DATA FOR THIS EXERCISE -
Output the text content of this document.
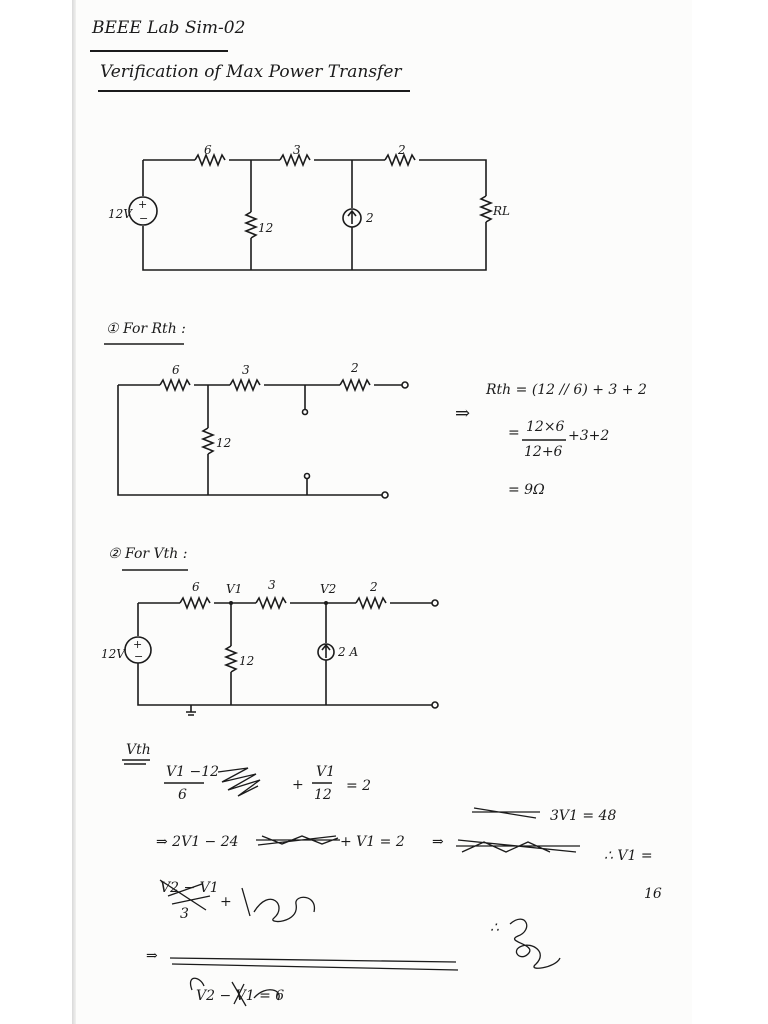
BEEE Lab Sim-02
Verification of Max Power Transfer
+
−
6	3	2
12
2
12V	RL
① For Rth :
6	3	2
12
⇒
Rth = (12 // 6) + 3 + 2
= 12×6
12+6
+3+2
= 9Ω
② For Vth :
+
−
6 V1 3	V2	2
12
2 A
12V
Vth
V1 −12
6
+
V1
12
= 2
3V1 = 48
⇒ 2V1 − 24	+ V1 = 2 ⇒
∴ V1 =
16
V2 − V1
3
+
⇒
V2 − V1 = 6
∴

INSTRUCTION - Without the pictures, repeat all the records word for word.

ANSWER TO THE PROBLEM -
Output the text content of this document.
BEEE Lab Sim-02
Verification of Max Power Transfer
+
−
6	3	2
12
2
12V	RL
① For Rth :
6	3	2
12
⇒
Rth = (12 // 6) + 3 + 2
= 12×6
12+6
+3+2
= 9Ω
② For Vth :
+
−
6 V1 3	V2	2
12
2 A
12V
Vth
V1 −12
6
+
V1
12
= 2
3V1 = 48
⇒ 2V1 − 24	+ V1 = 2 ⇒
∴ V1 =
16
V2 − V1
3
+
⇒
V2 − V1 = 6
∴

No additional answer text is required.